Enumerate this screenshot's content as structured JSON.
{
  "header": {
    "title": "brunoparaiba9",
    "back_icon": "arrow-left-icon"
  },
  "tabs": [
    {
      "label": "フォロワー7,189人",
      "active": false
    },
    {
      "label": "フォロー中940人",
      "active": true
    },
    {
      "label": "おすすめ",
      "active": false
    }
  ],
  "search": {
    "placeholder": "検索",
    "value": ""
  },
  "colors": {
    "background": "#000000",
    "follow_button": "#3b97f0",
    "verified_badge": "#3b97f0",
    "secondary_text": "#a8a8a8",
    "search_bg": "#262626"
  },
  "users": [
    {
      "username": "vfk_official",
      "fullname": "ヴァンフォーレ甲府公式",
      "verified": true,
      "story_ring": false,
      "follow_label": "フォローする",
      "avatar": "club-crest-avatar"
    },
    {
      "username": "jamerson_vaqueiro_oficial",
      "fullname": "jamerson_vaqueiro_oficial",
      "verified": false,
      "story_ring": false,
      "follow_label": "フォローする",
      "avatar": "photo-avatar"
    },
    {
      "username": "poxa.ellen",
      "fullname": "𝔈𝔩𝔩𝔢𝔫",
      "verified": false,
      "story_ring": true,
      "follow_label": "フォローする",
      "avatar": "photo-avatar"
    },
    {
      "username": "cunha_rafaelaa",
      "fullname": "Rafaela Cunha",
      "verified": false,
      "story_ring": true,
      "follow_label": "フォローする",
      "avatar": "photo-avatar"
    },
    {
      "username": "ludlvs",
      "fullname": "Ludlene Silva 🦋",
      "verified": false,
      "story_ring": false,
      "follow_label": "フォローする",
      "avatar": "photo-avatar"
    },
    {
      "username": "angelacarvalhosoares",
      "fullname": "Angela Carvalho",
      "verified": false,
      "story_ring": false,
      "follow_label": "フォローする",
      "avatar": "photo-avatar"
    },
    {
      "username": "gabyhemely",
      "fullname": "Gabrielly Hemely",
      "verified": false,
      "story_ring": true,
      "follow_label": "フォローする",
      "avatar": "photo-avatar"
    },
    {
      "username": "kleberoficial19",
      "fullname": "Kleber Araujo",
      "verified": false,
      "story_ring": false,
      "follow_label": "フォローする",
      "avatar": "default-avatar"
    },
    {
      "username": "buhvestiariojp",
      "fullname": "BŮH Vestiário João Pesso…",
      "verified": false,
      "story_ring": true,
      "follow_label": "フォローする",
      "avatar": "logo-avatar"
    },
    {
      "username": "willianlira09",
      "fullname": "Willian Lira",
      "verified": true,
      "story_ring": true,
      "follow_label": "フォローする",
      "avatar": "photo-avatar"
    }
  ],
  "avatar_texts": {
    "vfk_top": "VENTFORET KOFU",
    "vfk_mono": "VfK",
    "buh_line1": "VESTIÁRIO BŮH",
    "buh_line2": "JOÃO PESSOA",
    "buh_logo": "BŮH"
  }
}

★ ★ ★ ★ ★ ★ ★

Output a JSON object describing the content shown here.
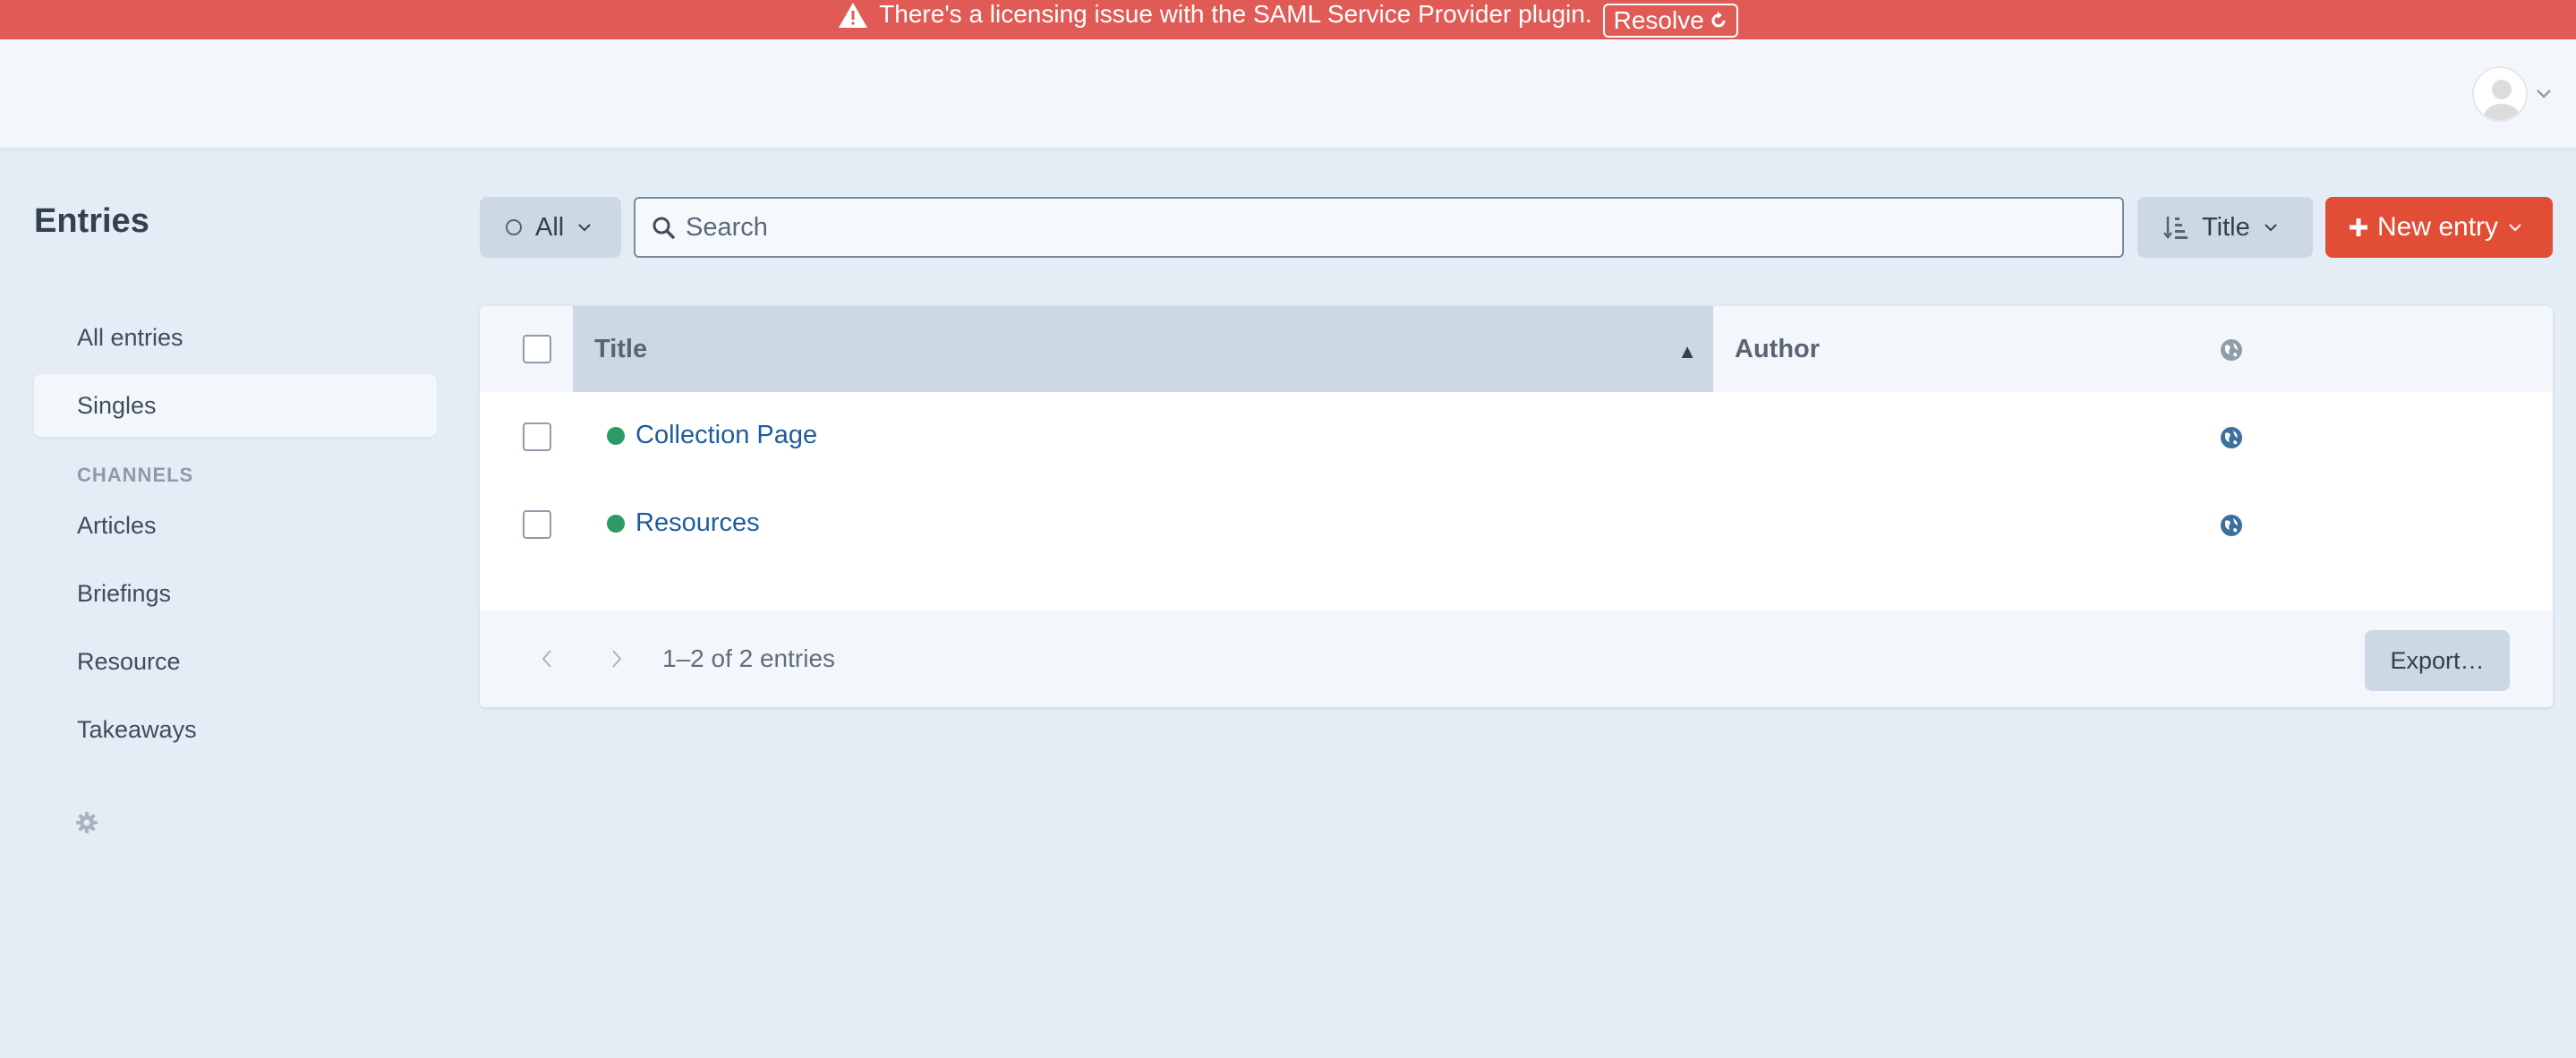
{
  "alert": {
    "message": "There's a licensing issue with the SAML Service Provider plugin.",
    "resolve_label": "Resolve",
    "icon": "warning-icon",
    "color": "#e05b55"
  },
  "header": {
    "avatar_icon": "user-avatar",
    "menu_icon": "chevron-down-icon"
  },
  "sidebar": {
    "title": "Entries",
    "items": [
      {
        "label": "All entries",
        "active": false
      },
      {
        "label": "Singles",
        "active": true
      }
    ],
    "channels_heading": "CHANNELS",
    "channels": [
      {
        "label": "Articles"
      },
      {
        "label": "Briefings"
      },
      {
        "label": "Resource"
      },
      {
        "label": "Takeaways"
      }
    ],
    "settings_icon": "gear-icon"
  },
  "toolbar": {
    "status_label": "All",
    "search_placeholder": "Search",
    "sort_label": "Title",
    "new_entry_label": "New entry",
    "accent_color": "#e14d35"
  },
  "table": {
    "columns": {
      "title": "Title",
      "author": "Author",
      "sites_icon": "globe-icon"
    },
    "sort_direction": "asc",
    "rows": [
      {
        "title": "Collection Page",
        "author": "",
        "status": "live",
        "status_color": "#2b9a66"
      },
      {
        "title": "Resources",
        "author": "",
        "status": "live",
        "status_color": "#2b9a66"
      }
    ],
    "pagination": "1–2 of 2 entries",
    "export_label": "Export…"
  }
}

★ ★ ★ ★ ★ ★ ★

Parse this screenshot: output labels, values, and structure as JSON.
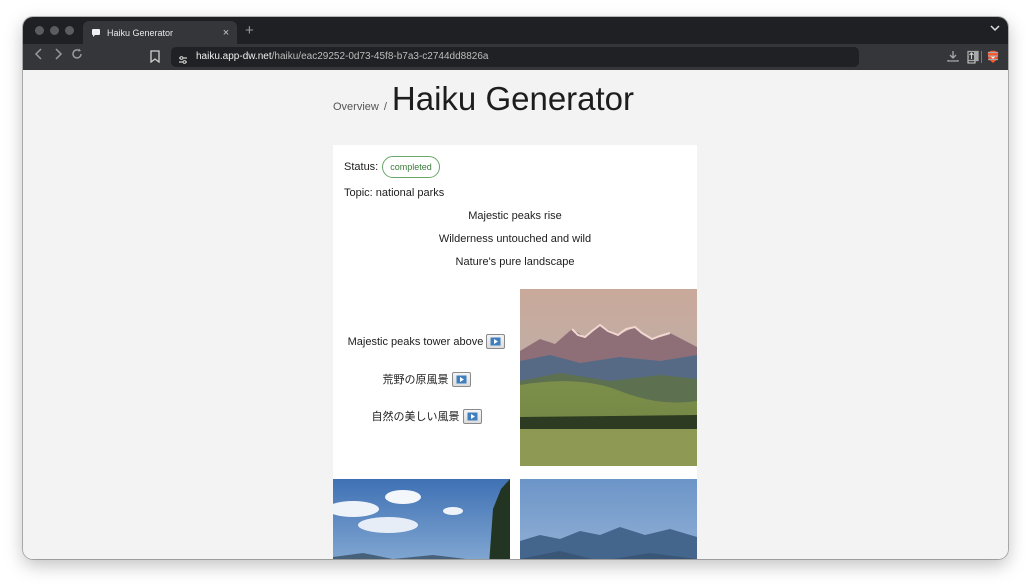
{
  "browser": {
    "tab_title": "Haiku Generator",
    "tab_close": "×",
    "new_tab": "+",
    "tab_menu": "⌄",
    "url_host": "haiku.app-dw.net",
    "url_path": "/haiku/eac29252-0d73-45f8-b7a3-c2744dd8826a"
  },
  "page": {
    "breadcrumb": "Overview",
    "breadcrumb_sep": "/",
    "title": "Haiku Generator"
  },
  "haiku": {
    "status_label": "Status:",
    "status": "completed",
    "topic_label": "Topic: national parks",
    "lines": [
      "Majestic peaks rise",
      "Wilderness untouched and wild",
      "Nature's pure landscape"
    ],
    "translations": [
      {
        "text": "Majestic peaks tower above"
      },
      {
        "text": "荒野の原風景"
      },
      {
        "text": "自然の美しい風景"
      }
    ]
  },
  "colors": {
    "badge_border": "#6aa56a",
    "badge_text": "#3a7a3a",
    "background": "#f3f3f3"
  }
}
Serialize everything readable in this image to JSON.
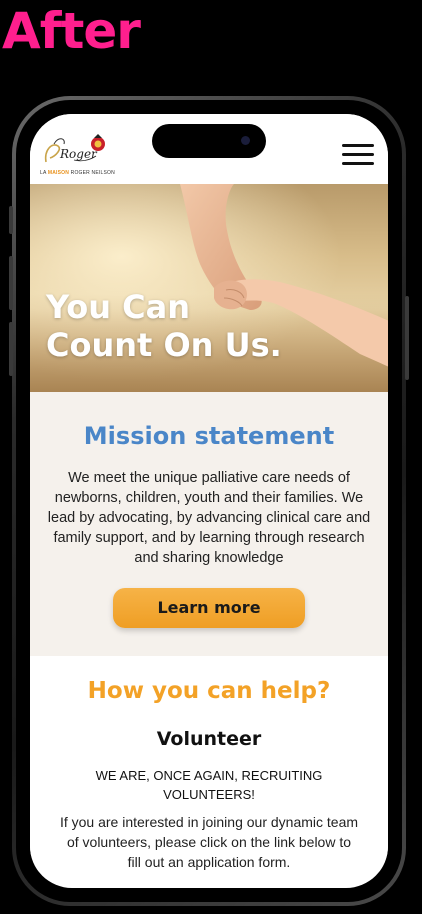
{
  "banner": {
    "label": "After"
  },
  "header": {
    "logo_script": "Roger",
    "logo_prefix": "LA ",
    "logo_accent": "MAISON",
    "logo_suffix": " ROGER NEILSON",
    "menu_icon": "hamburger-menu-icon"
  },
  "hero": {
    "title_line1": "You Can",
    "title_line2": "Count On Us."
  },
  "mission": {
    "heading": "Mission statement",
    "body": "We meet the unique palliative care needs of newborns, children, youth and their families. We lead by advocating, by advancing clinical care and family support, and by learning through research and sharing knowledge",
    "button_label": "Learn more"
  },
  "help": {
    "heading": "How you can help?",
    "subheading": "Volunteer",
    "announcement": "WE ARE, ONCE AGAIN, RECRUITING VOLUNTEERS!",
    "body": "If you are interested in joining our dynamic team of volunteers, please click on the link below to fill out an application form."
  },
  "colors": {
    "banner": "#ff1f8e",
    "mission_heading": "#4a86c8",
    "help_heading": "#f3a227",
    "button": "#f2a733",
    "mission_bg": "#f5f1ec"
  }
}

★ ★ ★ ★ ★ ★ ★

Where a line in the entries holds the word "this", copy that line.

Enumerate this screenshot's content as structured JSON.
Parse this screenshot: output labels, values, and structure as JSON.
Serialize everything readable in this image to JSON.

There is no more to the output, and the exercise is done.